# WRITTEN PROBLEM
From the listing, collect all lines containing the word "Output".

● ● ●

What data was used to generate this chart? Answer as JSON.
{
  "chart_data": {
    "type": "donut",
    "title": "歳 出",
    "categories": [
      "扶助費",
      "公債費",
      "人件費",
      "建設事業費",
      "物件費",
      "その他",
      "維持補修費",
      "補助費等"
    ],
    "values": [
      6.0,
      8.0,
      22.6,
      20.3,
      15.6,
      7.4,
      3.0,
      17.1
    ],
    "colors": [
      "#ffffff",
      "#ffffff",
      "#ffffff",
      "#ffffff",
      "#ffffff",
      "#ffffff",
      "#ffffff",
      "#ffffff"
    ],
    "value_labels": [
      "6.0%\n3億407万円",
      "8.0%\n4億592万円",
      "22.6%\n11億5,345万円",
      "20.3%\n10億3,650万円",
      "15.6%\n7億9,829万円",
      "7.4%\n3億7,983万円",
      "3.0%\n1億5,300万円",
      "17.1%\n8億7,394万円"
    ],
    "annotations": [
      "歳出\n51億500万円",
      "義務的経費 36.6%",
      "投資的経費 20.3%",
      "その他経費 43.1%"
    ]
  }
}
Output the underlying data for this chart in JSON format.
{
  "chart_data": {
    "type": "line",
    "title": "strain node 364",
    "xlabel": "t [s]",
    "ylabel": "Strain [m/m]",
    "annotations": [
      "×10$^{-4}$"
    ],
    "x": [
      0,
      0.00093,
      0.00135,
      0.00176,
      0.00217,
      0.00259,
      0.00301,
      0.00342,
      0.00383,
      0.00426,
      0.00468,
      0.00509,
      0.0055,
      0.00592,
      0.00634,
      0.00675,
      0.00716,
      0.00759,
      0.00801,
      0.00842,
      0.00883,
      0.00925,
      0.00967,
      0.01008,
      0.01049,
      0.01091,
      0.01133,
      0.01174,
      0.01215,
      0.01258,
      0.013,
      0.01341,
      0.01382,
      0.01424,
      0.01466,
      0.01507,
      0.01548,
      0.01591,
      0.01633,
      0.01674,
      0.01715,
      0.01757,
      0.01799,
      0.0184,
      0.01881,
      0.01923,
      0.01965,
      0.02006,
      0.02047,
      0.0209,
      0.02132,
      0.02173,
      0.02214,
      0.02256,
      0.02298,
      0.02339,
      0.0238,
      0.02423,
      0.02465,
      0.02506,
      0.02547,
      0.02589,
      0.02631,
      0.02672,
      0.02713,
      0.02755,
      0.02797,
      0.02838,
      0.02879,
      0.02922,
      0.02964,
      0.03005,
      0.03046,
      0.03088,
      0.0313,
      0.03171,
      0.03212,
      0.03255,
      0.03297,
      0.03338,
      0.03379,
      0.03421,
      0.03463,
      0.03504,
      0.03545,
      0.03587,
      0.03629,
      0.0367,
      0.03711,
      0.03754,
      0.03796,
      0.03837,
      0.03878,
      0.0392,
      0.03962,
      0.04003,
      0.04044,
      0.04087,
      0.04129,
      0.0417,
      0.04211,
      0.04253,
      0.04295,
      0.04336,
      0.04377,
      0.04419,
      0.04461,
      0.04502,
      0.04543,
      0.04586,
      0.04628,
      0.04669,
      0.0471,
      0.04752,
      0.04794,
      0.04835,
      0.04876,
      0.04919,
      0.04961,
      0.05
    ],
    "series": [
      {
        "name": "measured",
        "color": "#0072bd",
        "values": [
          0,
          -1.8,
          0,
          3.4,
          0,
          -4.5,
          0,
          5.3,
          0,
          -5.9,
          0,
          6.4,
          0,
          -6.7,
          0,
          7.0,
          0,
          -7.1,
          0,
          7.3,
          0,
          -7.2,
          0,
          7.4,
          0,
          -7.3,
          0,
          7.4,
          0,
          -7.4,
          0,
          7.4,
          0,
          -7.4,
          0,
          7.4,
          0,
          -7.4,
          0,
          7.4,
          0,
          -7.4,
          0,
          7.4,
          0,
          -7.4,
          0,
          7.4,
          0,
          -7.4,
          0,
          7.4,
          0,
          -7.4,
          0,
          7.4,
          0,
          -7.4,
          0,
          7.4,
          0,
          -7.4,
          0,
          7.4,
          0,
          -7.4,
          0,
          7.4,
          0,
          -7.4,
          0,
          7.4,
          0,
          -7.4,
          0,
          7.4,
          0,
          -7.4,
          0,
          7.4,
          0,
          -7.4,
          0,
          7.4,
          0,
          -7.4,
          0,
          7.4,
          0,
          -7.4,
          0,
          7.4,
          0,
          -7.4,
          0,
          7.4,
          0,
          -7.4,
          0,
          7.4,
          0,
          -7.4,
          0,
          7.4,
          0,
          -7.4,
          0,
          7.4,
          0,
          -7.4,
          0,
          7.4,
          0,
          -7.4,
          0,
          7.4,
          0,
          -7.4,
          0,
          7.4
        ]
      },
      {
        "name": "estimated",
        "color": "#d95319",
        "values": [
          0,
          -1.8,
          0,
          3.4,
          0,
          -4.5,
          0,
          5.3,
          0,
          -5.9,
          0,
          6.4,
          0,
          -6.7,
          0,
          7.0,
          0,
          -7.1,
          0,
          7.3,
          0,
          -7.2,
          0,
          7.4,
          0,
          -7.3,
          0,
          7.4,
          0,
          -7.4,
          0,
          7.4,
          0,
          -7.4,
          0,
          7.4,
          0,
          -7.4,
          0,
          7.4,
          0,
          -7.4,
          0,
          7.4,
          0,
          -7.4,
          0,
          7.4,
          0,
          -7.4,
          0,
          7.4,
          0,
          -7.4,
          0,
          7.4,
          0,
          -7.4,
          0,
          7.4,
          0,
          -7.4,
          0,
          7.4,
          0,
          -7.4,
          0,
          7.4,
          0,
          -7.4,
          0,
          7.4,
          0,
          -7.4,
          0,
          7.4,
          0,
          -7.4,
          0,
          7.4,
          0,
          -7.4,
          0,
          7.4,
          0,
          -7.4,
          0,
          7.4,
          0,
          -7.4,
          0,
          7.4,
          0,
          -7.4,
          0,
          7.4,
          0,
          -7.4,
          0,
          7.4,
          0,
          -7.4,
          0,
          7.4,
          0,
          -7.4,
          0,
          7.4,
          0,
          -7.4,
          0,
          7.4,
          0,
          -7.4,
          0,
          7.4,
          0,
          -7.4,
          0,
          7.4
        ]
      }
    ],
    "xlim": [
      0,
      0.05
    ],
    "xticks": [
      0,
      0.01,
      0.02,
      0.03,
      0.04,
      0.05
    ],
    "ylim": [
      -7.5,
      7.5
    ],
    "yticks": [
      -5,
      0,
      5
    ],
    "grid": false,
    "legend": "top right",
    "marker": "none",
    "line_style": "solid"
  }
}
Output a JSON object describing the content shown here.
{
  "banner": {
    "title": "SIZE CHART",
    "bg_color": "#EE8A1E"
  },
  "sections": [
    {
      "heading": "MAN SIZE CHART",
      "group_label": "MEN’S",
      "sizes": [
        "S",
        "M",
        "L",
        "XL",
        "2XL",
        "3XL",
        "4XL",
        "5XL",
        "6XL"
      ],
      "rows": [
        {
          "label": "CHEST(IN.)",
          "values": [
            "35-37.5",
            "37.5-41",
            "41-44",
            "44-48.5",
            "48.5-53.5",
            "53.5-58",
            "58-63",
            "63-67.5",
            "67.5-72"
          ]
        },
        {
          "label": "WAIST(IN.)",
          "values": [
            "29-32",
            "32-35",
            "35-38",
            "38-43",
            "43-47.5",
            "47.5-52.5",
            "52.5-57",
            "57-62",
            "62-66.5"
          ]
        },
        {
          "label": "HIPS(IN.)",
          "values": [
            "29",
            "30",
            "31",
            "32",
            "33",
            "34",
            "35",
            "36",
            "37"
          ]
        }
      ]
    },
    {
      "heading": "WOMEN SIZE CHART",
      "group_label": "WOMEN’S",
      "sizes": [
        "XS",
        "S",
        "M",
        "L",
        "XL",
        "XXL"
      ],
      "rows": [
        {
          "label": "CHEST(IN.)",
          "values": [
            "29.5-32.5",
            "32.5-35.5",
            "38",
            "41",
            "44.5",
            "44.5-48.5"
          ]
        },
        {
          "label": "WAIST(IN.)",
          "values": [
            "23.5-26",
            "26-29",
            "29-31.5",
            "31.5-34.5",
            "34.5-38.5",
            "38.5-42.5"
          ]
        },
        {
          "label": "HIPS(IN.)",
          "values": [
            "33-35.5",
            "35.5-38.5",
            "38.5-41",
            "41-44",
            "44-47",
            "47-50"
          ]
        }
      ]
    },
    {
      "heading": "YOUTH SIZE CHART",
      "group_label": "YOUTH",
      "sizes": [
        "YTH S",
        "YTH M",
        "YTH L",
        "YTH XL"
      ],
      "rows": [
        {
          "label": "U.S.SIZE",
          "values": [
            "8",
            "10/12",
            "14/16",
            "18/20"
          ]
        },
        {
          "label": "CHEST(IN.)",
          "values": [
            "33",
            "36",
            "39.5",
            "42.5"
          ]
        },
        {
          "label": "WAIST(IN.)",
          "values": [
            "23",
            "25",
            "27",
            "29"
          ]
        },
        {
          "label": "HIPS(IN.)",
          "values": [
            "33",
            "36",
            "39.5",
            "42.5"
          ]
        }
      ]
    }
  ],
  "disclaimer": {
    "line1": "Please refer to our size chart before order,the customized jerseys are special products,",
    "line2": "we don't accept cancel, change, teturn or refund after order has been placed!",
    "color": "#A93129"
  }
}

● ● ●

# ANSWER TO THIS PROBLEM
Output the underlying data for this chart in JSON format.
Output a JSON object describing the content shown here.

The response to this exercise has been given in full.